- [What needs to be done]
Extract the records below word for word and ignore the images.

================

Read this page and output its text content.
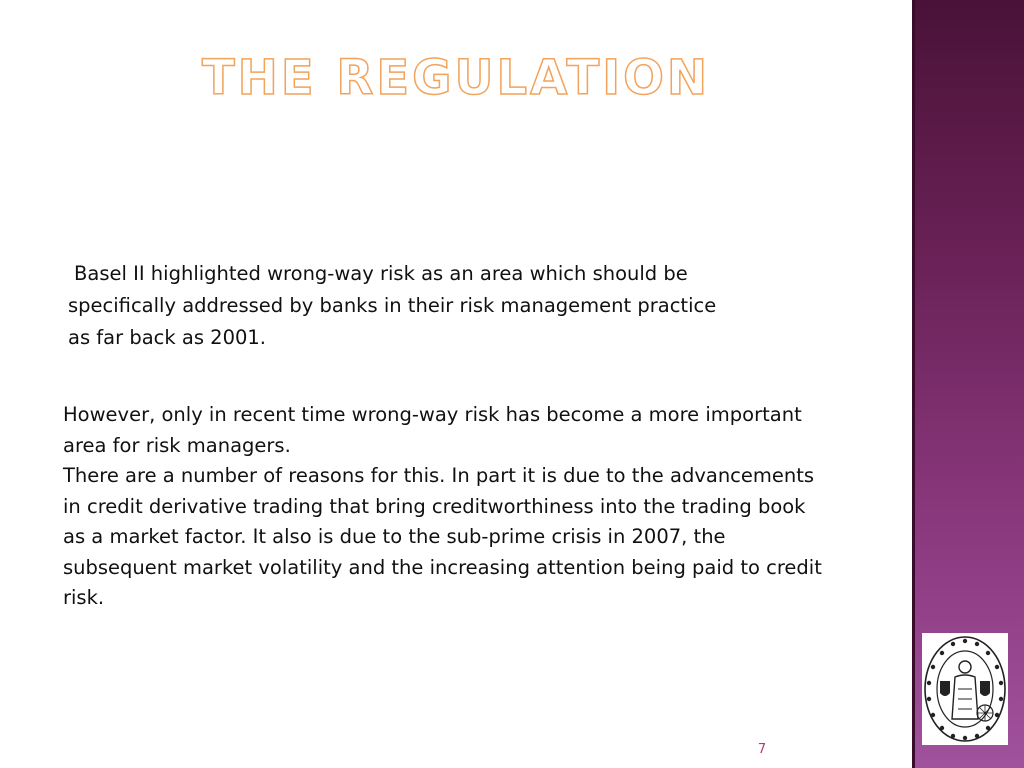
THE REGULATION
Basel II highlighted wrong-way risk as an area which should be
specifically addressed by banks in their risk management practice
as far back as 2001.

However, only in recent time wrong-way risk has become a more important area for risk managers.

There are a number of reasons for this. In part it is due to the advancements in credit derivative trading that bring creditworthiness into the trading book as a market factor. It also is due to the sub-prime crisis in 2007, the subsequent market volatility and the increasing attention being paid to credit risk.

7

================

- [Result of this task]
Read this page and output its text content.
THE REGULATION
Basel II highlighted wrong-way risk as an area which should be
specifically addressed by banks in their risk management practice
as far back as 2001.

However, only in recent time wrong-way risk has become a more important area for risk managers.

There are a number of reasons for this. In part it is due to the advancements in credit derivative trading that bring creditworthiness into the trading book as a market factor. It also is due to the sub-prime crisis in 2007, the subsequent market volatility and the increasing attention being paid to credit risk.

7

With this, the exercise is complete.